─── Listing

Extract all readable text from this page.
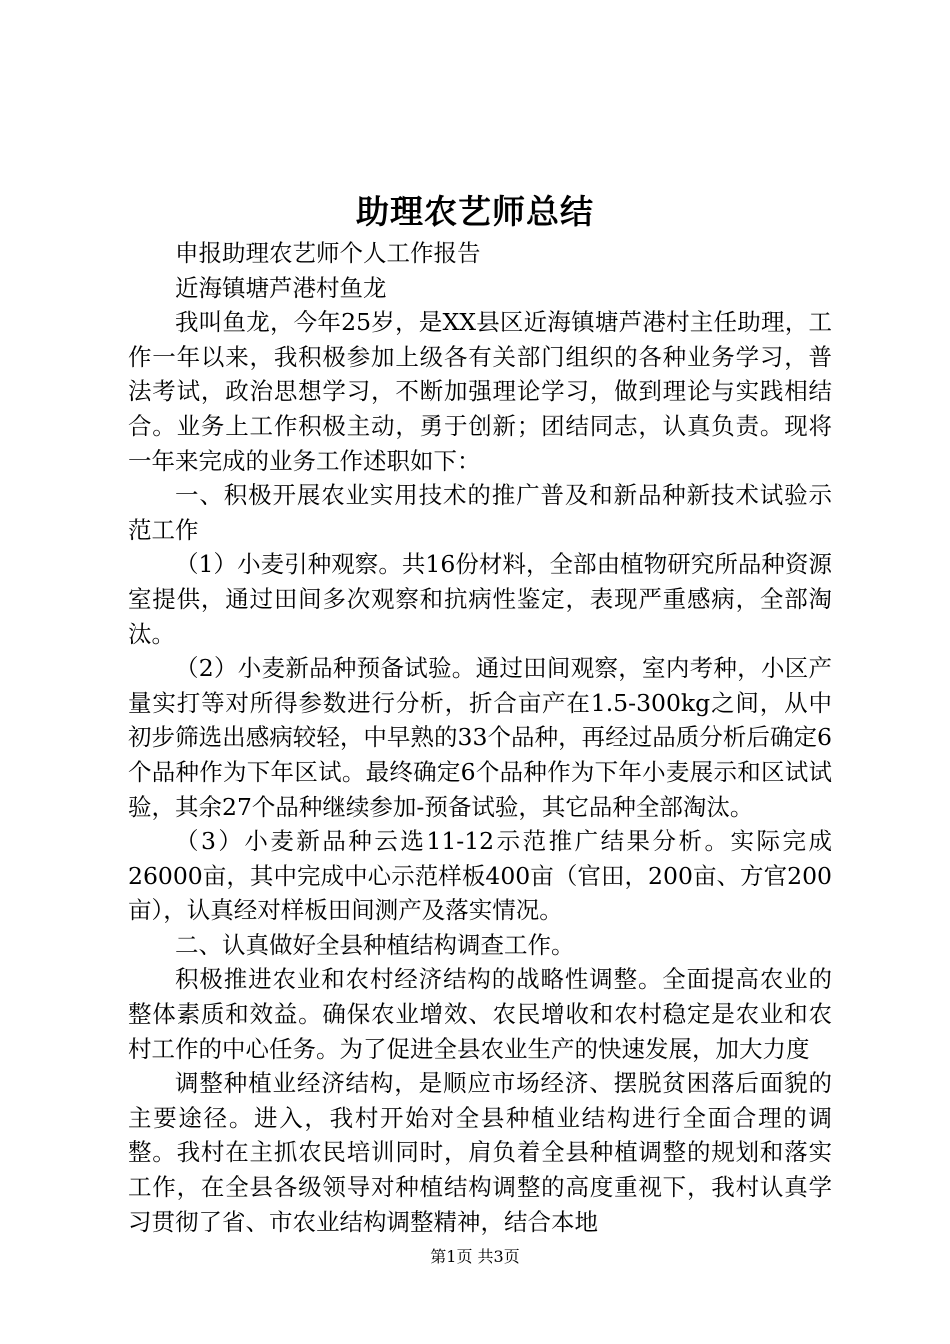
助理农艺师总结

申报助理农艺师个人工作报告

近海镇塘芦港村鱼龙

我叫鱼龙，今年25岁，是XX县区近海镇塘芦港村主任助理，工作一年以来，我积极参加上级各有关部门组织的各种业务学习，普法考试，政治思想学习，不断加强理论学习，做到理论与实践相结合。业务上工作积极主动，勇于创新；团结同志，认真负责。现将一年来完成的业务工作述职如下：

一、积极开展农业实用技术的推广普及和新品种新技术试验示范工作

（1）小麦引种观察。共16份材料，全部由植物研究所品种资源室提供，通过田间多次观察和抗病性鉴定，表现严重感病，全部淘汰。

（2）小麦新品种预备试验。通过田间观察，室内考种，小区产量实打等对所得参数进行分析，折合亩产在1.5-300kg之间，从中初步筛选出感病较轻，中早熟的33个品种，再经过品质分析后确定6个品种作为下年区试。最终确定6个品种作为下年小麦展示和区试试验，其余27个品种继续参加-预备试验，其它品种全部淘汰。

（3）小麦新品种云选11-12示范推广结果分析。实际完成26000亩，其中完成中心示范样板400亩（官田，200亩、方官200亩），认真经对样板田间测产及落实情况。

二、认真做好全县种植结构调查工作。

积极推进农业和农村经济结构的战略性调整。全面提高农业的整体素质和效益。确保农业增效、农民增收和农村稳定是农业和农村工作的中心任务。为了促进全县农业生产的快速发展，加大力度

调整种植业经济结构，是顺应市场经济、摆脱贫困落后面貌的主要途径。进入，我村开始对全县种植业结构进行全面合理的调整。我村在主抓农民培训同时，肩负着全县种植调整的规划和落实工作，在全县各级领导对种植结构调整的高度重视下，我村认真学习贯彻了省、市农业结构调整精神，结合本地

第1页 共3页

──────

_Task to carry out_: The material above holds pictures; copy everything else in it exactly.

_Result for this exercise_:
Extract all readable text from this page.
助理农艺师总结

申报助理农艺师个人工作报告

近海镇塘芦港村鱼龙

我叫鱼龙，今年25岁，是XX县区近海镇塘芦港村主任助理，工作一年以来，我积极参加上级各有关部门组织的各种业务学习，普法考试，政治思想学习，不断加强理论学习，做到理论与实践相结合。业务上工作积极主动，勇于创新；团结同志，认真负责。现将一年来完成的业务工作述职如下：

一、积极开展农业实用技术的推广普及和新品种新技术试验示范工作

（1）小麦引种观察。共16份材料，全部由植物研究所品种资源室提供，通过田间多次观察和抗病性鉴定，表现严重感病，全部淘汰。

（2）小麦新品种预备试验。通过田间观察，室内考种，小区产量实打等对所得参数进行分析，折合亩产在1.5-300kg之间，从中初步筛选出感病较轻，中早熟的33个品种，再经过品质分析后确定6个品种作为下年区试。最终确定6个品种作为下年小麦展示和区试试验，其余27个品种继续参加-预备试验，其它品种全部淘汰。

（3）小麦新品种云选11-12示范推广结果分析。实际完成26000亩，其中完成中心示范样板400亩（官田，200亩、方官200亩），认真经对样板田间测产及落实情况。

二、认真做好全县种植结构调查工作。

积极推进农业和农村经济结构的战略性调整。全面提高农业的整体素质和效益。确保农业增效、农民增收和农村稳定是农业和农村工作的中心任务。为了促进全县农业生产的快速发展，加大力度

调整种植业经济结构，是顺应市场经济、摆脱贫困落后面貌的主要途径。进入，我村开始对全县种植业结构进行全面合理的调整。我村在主抓农民培训同时，肩负着全县种植调整的规划和落实工作，在全县各级领导对种植结构调整的高度重视下，我村认真学习贯彻了省、市农业结构调整精神，结合本地

第1页 共3页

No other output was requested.